■ Requirements:
Lines that include the word "acque" are the ones to copy.
###
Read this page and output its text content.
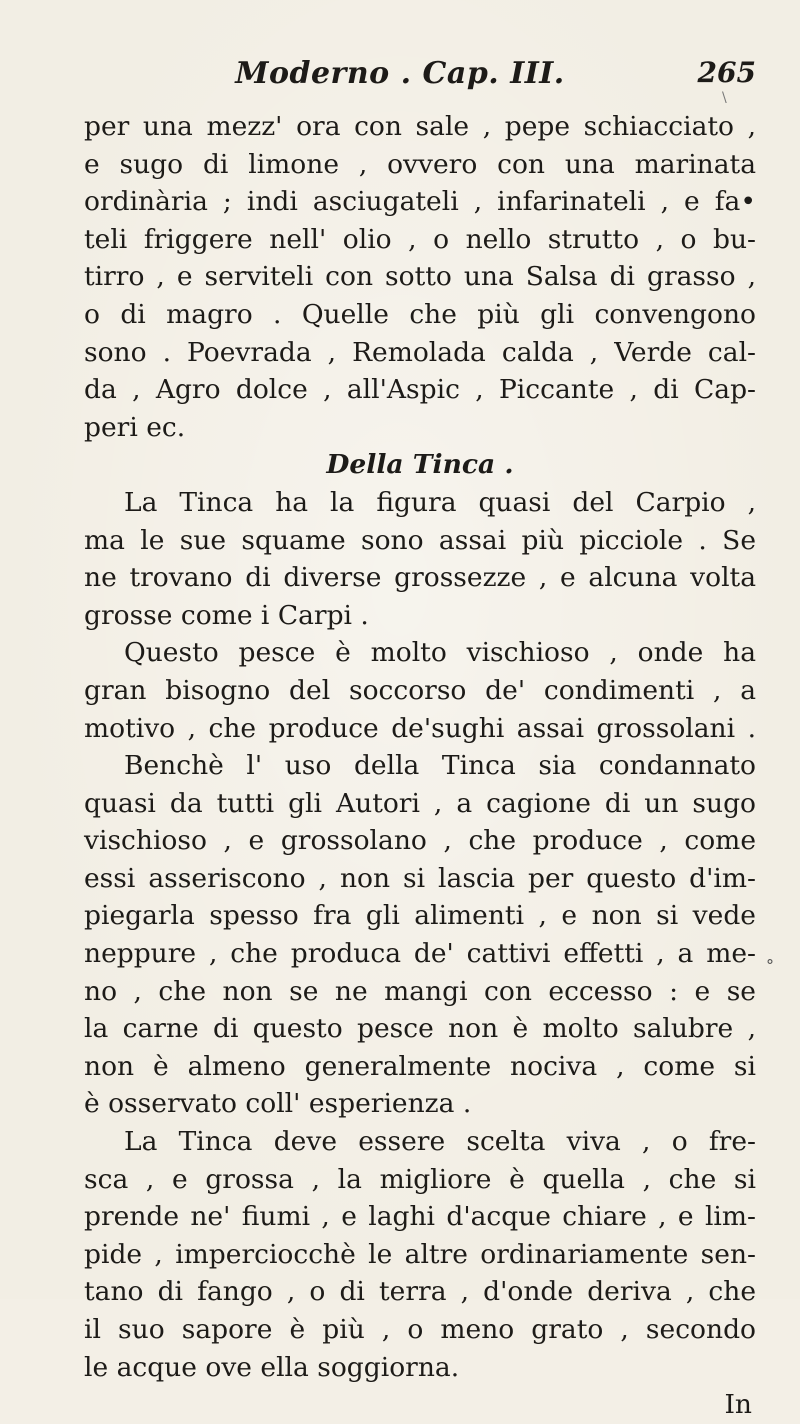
Moderno . Cap. III.	265
\
per una mezz' ora con sale , pepe schiacciato ,
e sugo di limone , ovvero con una marinata
ordinària ; indi asciugateli , infarinateli , e fa•
teli friggere nell' olio , o nello strutto , o bu-
tirro , e serviteli con sotto una Salsa di grasso ,
o di magro . Quelle che più gli convengono
sono . Poevrada , Remolada calda , Verde cal-
da , Agro dolce , all'Aspic , Piccante , di Cap-
peri ec.
Della Tinca .
La Tinca ha la figura quasi del Carpio ,
ma le sue squame sono assai più picciole . Se
ne trovano di diverse grossezze , e alcuna volta
grosse come i Carpi .
Questo pesce è molto vischioso , onde ha
gran bisogno del soccorso de' condimenti , a
motivo , che produce de'sughi assai grossolani .
Benchè l' uso della Tinca sia condannato
quasi da tutti gli Autori , a cagione di un sugo
vischioso , e grossolano , che produce , come
essi asseriscono , non si lascia per questo d'im-
piegarla spesso fra gli alimenti , e non si vede
neppure , che produca de' cattivi effetti , a me-
no , che non se ne mangi con eccesso : e se
la carne di questo pesce non è molto salubre ,
non è almeno generalmente nociva , come si
è osservato coll' esperienza .
La Tinca deve essere scelta viva , o fre-
sca , e grossa , la migliore è quella , che si
prende ne' fiumi , e laghi d'acque chiare , e lim-
pide , imperciocchè le altre ordinariamente sen-
tano di fango , o di terra , d'onde deriva , che
il suo sapore è più , o meno grato , secondo
le acque ove ella soggiorna.
In
°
###
■ Expected answer:
prende ne' fiumi , e laghi d'acque chiare , e lim-
le acque ove ella soggiorna.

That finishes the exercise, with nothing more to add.